| STATED EXERCISE |
All of the records below must be output exactly, with no pictures carried over.

(Saved entries)
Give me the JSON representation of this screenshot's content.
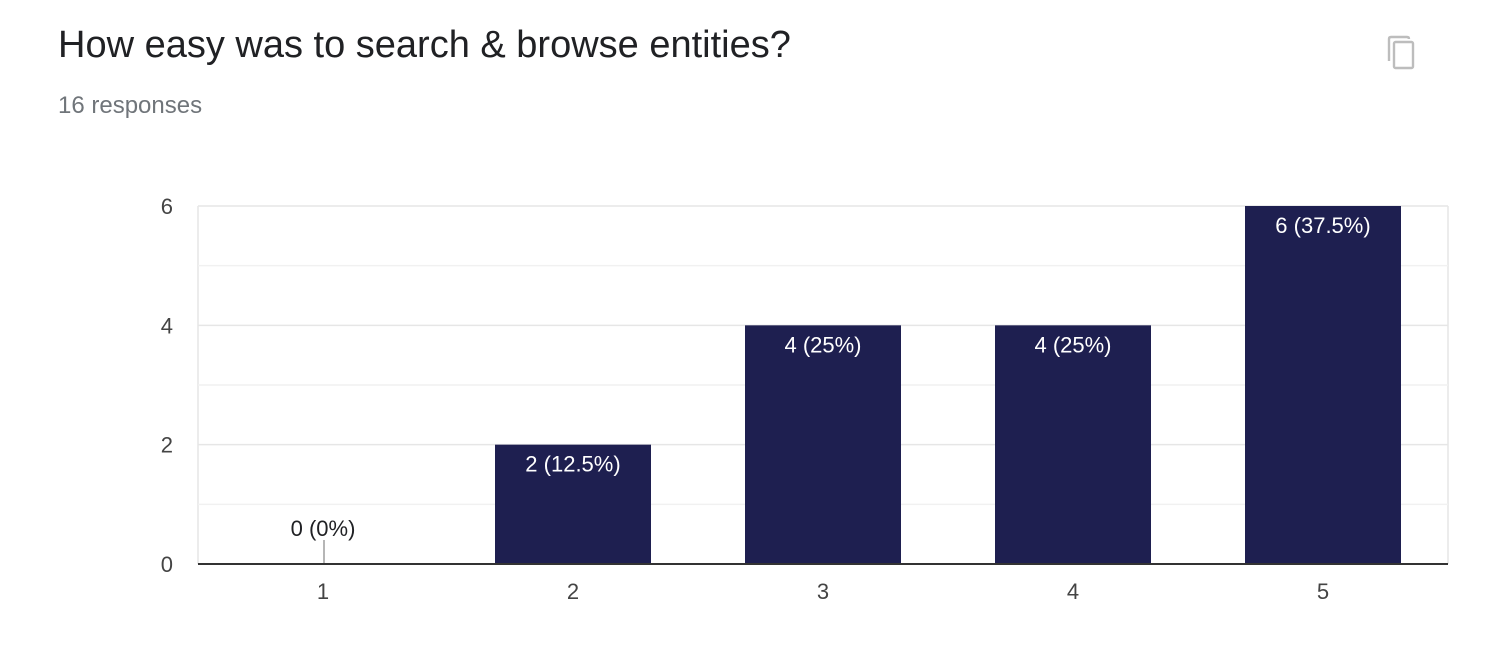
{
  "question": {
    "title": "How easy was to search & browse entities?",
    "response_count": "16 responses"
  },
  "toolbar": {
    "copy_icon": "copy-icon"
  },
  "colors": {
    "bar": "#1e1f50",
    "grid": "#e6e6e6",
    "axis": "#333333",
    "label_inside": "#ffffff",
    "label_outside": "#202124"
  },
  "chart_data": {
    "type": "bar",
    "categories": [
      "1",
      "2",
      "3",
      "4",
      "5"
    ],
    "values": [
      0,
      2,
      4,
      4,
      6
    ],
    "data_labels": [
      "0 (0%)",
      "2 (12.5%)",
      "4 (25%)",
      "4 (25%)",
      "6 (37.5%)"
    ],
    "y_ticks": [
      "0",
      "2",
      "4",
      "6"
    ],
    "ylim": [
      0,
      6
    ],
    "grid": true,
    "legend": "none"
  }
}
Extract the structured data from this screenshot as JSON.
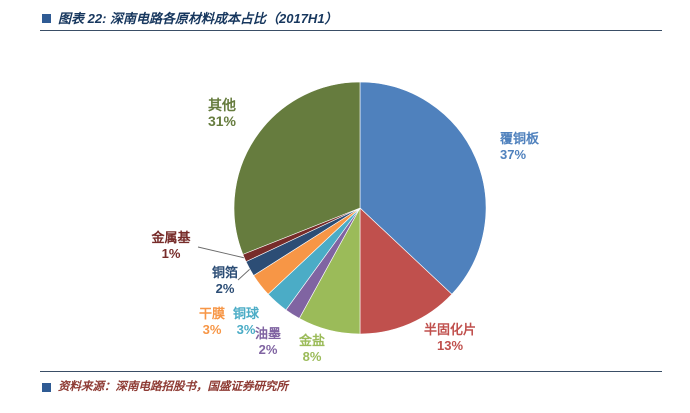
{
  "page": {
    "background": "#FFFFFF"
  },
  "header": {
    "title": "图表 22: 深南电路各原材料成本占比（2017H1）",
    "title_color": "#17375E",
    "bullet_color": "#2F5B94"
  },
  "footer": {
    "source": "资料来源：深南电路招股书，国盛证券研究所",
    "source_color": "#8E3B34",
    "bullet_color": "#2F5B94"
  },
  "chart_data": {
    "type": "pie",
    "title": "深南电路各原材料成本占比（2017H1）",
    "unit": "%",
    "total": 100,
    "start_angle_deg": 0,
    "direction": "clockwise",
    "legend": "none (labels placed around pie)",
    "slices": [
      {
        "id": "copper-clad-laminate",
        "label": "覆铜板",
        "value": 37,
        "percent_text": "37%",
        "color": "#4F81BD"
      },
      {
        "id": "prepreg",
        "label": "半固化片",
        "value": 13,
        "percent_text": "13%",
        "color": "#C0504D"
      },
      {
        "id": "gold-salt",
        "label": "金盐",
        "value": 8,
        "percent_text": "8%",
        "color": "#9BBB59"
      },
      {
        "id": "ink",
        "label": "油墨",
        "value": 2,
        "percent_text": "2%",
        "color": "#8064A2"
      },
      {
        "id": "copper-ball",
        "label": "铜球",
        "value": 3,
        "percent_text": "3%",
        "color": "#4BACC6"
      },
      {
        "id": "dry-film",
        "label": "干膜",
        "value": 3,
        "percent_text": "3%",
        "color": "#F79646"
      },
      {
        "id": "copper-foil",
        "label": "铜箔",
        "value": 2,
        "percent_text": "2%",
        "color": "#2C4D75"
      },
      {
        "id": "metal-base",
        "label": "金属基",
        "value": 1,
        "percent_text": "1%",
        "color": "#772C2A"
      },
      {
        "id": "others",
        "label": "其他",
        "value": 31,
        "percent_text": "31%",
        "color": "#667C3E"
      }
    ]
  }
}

| EXPECTED OUTPUT |
Give me the JSON representation of this screenshot's content.
{
  "question": {
    "title": "How easy was to search & browse entities?",
    "response_count": "16 responses"
  },
  "toolbar": {
    "copy_icon": "copy-icon"
  },
  "colors": {
    "bar": "#1e1f50",
    "grid": "#e6e6e6",
    "axis": "#333333",
    "label_inside": "#ffffff",
    "label_outside": "#202124"
  },
  "chart_data": {
    "type": "bar",
    "categories": [
      "1",
      "2",
      "3",
      "4",
      "5"
    ],
    "values": [
      0,
      2,
      4,
      4,
      6
    ],
    "data_labels": [
      "0 (0%)",
      "2 (12.5%)",
      "4 (25%)",
      "4 (25%)",
      "6 (37.5%)"
    ],
    "y_ticks": [
      "0",
      "2",
      "4",
      "6"
    ],
    "ylim": [
      0,
      6
    ],
    "grid": true,
    "legend": "none"
  }
}
Extract the structured data from this screenshot as JSON.
{
  "page": {
    "background": "#FFFFFF"
  },
  "header": {
    "title": "图表 22: 深南电路各原材料成本占比（2017H1）",
    "title_color": "#17375E",
    "bullet_color": "#2F5B94"
  },
  "footer": {
    "source": "资料来源：深南电路招股书，国盛证券研究所",
    "source_color": "#8E3B34",
    "bullet_color": "#2F5B94"
  },
  "chart_data": {
    "type": "pie",
    "title": "深南电路各原材料成本占比（2017H1）",
    "unit": "%",
    "total": 100,
    "start_angle_deg": 0,
    "direction": "clockwise",
    "legend": "none (labels placed around pie)",
    "slices": [
      {
        "id": "copper-clad-laminate",
        "label": "覆铜板",
        "value": 37,
        "percent_text": "37%",
        "color": "#4F81BD"
      },
      {
        "id": "prepreg",
        "label": "半固化片",
        "value": 13,
        "percent_text": "13%",
        "color": "#C0504D"
      },
      {
        "id": "gold-salt",
        "label": "金盐",
        "value": 8,
        "percent_text": "8%",
        "color": "#9BBB59"
      },
      {
        "id": "ink",
        "label": "油墨",
        "value": 2,
        "percent_text": "2%",
        "color": "#8064A2"
      },
      {
        "id": "copper-ball",
        "label": "铜球",
        "value": 3,
        "percent_text": "3%",
        "color": "#4BACC6"
      },
      {
        "id": "dry-film",
        "label": "干膜",
        "value": 3,
        "percent_text": "3%",
        "color": "#F79646"
      },
      {
        "id": "copper-foil",
        "label": "铜箔",
        "value": 2,
        "percent_text": "2%",
        "color": "#2C4D75"
      },
      {
        "id": "metal-base",
        "label": "金属基",
        "value": 1,
        "percent_text": "1%",
        "color": "#772C2A"
      },
      {
        "id": "others",
        "label": "其他",
        "value": 31,
        "percent_text": "31%",
        "color": "#667C3E"
      }
    ]
  }
}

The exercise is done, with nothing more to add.